===== Items
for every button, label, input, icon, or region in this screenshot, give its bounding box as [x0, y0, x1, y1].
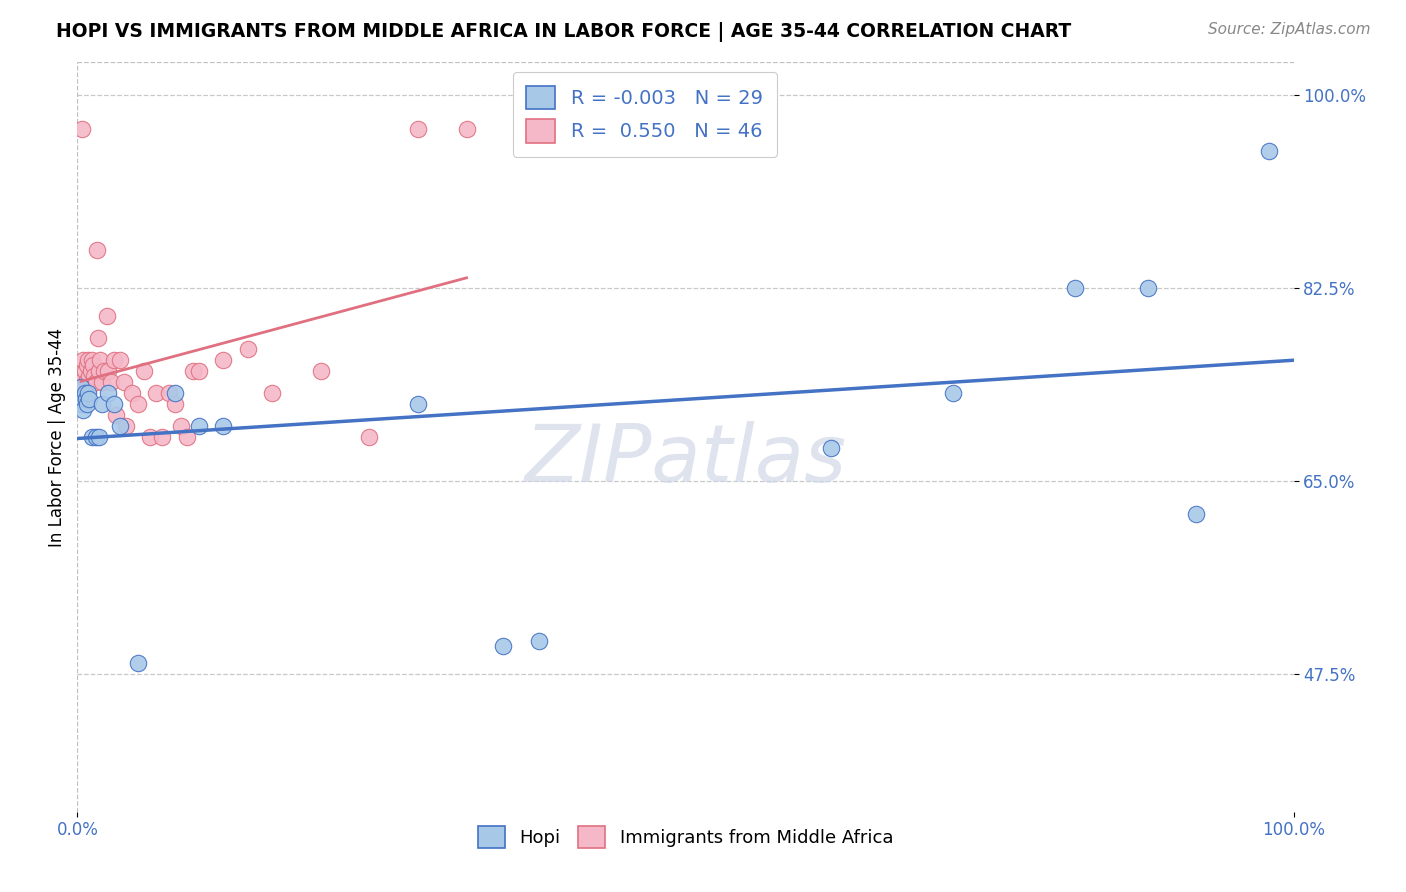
Point: [820, 441, 842, 455]
Point: [529, 634, 551, 648]
Point: [89, 353, 111, 368]
Point: [492, 640, 515, 654]
Point: [84, 375, 107, 389]
Point: [72, 353, 94, 368]
Point: [84, 430, 107, 444]
Point: [105, 408, 128, 422]
Point: [152, 430, 174, 444]
Point: [188, 419, 211, 434]
Point: [212, 419, 235, 434]
Point: [89, 430, 111, 444]
Point: [77, 386, 100, 401]
Point: [309, 364, 332, 378]
Point: [1185, 507, 1208, 521]
Point: [115, 419, 138, 434]
Point: [79, 392, 101, 406]
Text: Source: ZipAtlas.com: Source: ZipAtlas.com: [1208, 22, 1371, 37]
Point: [134, 364, 156, 378]
Point: [103, 353, 125, 368]
Point: [76, 397, 98, 411]
Point: [108, 419, 131, 434]
Point: [70, 392, 93, 406]
Point: [86, 243, 108, 257]
Point: [359, 430, 381, 444]
Point: [163, 397, 186, 411]
Point: [121, 386, 143, 401]
Point: [93, 364, 115, 378]
Point: [96, 309, 118, 323]
Point: [76, 359, 98, 373]
Point: [75, 392, 97, 406]
Point: [112, 375, 135, 389]
Point: [97, 386, 120, 401]
Point: [97, 364, 120, 378]
Point: [456, 121, 478, 136]
Point: [82, 359, 104, 373]
Point: [77, 353, 100, 368]
Point: [79, 369, 101, 384]
Point: [90, 375, 112, 389]
Point: [70, 375, 93, 389]
Point: [170, 419, 193, 434]
Text: HOPI VS IMMIGRANTS FROM MIDDLE AFRICA IN LABOR FORCE | AGE 35-44 CORRELATION CHA: HOPI VS IMMIGRANTS FROM MIDDLE AFRICA IN…: [56, 22, 1071, 42]
Point: [1258, 144, 1281, 158]
Point: [1063, 281, 1085, 295]
Point: [89, 364, 111, 378]
Point: [139, 430, 162, 444]
Point: [212, 353, 235, 368]
Point: [236, 342, 259, 356]
Point: [188, 364, 211, 378]
Point: [176, 430, 198, 444]
Point: [72, 402, 94, 417]
Point: [181, 364, 204, 378]
Point: [145, 386, 167, 401]
Legend: Hopi, Immigrants from Middle Africa: Hopi, Immigrants from Middle Africa: [471, 819, 900, 855]
Point: [70, 121, 93, 136]
Point: [942, 386, 965, 401]
Point: [87, 331, 110, 345]
Point: [80, 364, 103, 378]
Point: [75, 375, 97, 389]
Point: [163, 386, 186, 401]
Y-axis label: In Labor Force | Age 35-44: In Labor Force | Age 35-44: [48, 327, 66, 547]
Point: [260, 386, 283, 401]
Text: ZIPatlas: ZIPatlas: [524, 420, 846, 499]
Point: [70, 380, 93, 394]
Point: [127, 656, 149, 670]
Point: [108, 353, 131, 368]
Point: [157, 386, 180, 401]
Point: [406, 121, 429, 136]
Point: [1136, 281, 1159, 295]
Point: [80, 353, 103, 368]
Point: [90, 397, 112, 411]
Point: [83, 369, 105, 384]
Point: [127, 397, 149, 411]
Point: [103, 397, 125, 411]
Point: [100, 375, 122, 389]
Point: [406, 397, 429, 411]
Point: [73, 364, 96, 378]
Point: [70, 397, 93, 411]
Point: [73, 386, 96, 401]
Point: [80, 430, 103, 444]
==========
> [What the exercise asks] Copy out the lines of data from the one containing "Point: [820, 441, 842, 455]" through the one containing "Point: [76, 397, 98, 411]", both included, without changing anything.

> [Expected answer]
Point: [820, 441, 842, 455]
Point: [529, 634, 551, 648]
Point: [89, 353, 111, 368]
Point: [492, 640, 515, 654]
Point: [84, 375, 107, 389]
Point: [72, 353, 94, 368]
Point: [84, 430, 107, 444]
Point: [105, 408, 128, 422]
Point: [152, 430, 174, 444]
Point: [188, 419, 211, 434]
Point: [212, 419, 235, 434]
Point: [89, 430, 111, 444]
Point: [77, 386, 100, 401]
Point: [309, 364, 332, 378]
Point: [1185, 507, 1208, 521]
Point: [115, 419, 138, 434]
Point: [79, 392, 101, 406]
Text: Source: ZipAtlas.com: Source: ZipAtlas.com: [1208, 22, 1371, 37]
Point: [134, 364, 156, 378]
Point: [103, 353, 125, 368]
Point: [76, 397, 98, 411]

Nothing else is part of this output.